Begin Document text
Emma Kate Tonegato  (born 20 March 1995) is a professional Australian rugby footballer. She has represented Australia in rugby sevens and rugby league. Born in Wollongong, New South Wales and playing for The Tribe at rugby union club level, she debuted for Australia in November 2013. As of December 2015, she had 12 caps. She won a gold medal at the 2016 Summer Olympics in Rio.

Life
Emma's father is Italian Stefano Tonegato who emigrated to Australia from Valdagno, specifically from a frazione  named "San Quirico Valdagno". Emma started to play rugby when she was ten years old in a female junior team.

Career
Tonegato made her debut for the Australian Women's side in the opening leg of the 2013–14 IRB Sevens World Series in Dubai in November 2013. She has been a regular on the team since. She switched to rugby league and competed at the 2013 Women's Rugby League World Cup. She has the ability to play on the wing or in the centres.

Tonegato was named in the tournament Dream Team for the Amsterdam leg of the Rugby Sevens World Series in May 2015. Representative Honours include New South Wales, NSW Schoolgirls (2013) and the Youth Olympic Festival (2013).

Tonegato was a member of Australia's team at the 2016 Summer Olympics, defeating New Zealand in the final to win the inaugural sport Olympic gold medal.

At the 2017 Australia Day Honours she received the Medal of the Order of Australia for service to sport as a gold medalist at the Rio 2016 Summer Olympics.

Tonegato was named in the Australia squad for the Rugby sevens at the 2020 Summer Olympics. The team came second in the pool round but then lost to Fiji 14-12 in the quarterfinals. Full details.
End Document text
Begin Data provided
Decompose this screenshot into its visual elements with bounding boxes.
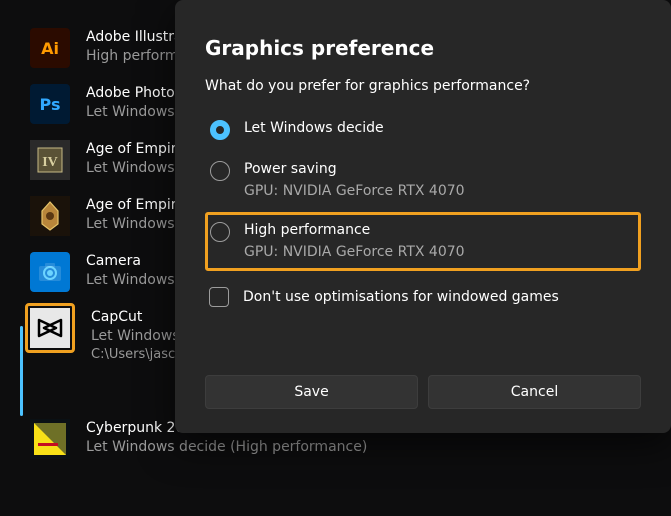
selection-indicator xyxy=(20,326,23,416)
app-sub: Let Windows decide (High performance) xyxy=(86,438,367,457)
camera-icon xyxy=(30,252,70,292)
radio-icon xyxy=(210,161,230,181)
option-label: Let Windows decide xyxy=(244,119,384,139)
save-button[interactable]: Save xyxy=(205,375,418,409)
option-label: Power saving xyxy=(244,160,465,180)
option-label: High performance xyxy=(244,221,465,241)
cyberpunk-icon xyxy=(30,419,70,459)
checkbox-icon xyxy=(209,287,229,307)
illustrator-icon: Ai xyxy=(30,28,70,68)
option-power-saving[interactable]: Power saving GPU: NVIDIA GeForce RTX 407… xyxy=(205,151,641,212)
capcut-icon xyxy=(30,308,70,348)
radio-icon xyxy=(210,222,230,242)
photoshop-icon: Ps xyxy=(30,84,70,124)
aoe4-icon: IV xyxy=(30,140,70,180)
capcut-highlight-box xyxy=(25,303,75,353)
aoe2-icon xyxy=(30,196,70,236)
windowed-opt-checkbox-row[interactable]: Don't use optimisations for windowed gam… xyxy=(205,287,641,307)
svg-text:IV: IV xyxy=(42,155,58,170)
dialog-title: Graphics preference xyxy=(205,36,641,60)
option-sub: GPU: NVIDIA GeForce RTX 4070 xyxy=(244,182,465,202)
dialog-question: What do you prefer for graphics performa… xyxy=(205,78,641,94)
option-let-windows-decide[interactable]: Let Windows decide xyxy=(205,110,641,151)
graphics-preference-dialog: Graphics preference What do you prefer f… xyxy=(175,0,671,433)
checkbox-label: Don't use optimisations for windowed gam… xyxy=(243,289,559,305)
option-sub: GPU: NVIDIA GeForce RTX 4070 xyxy=(244,243,465,263)
cancel-button[interactable]: Cancel xyxy=(428,375,641,409)
options-group: Let Windows decide Power saving GPU: NVI… xyxy=(205,110,641,271)
option-high-performance[interactable]: High performance GPU: NVIDIA GeForce RTX… xyxy=(205,212,641,271)
dialog-buttons: Save Cancel xyxy=(205,375,641,409)
radio-icon xyxy=(210,120,230,140)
End Data provided
What you will do:
A – List the representative honours named in the Emma Tonegato biography.
B – In the Emma Tonegato biography, which team beat Australia in the quarterfinals of the rugby sevens at the 2020 Summer Olympics?

Task answers:
A –
- New South Wales
- NSW Schoolgirls (2013)
- Youth Olympic Festival (2013)

B – Fiji, by a score of 14-12.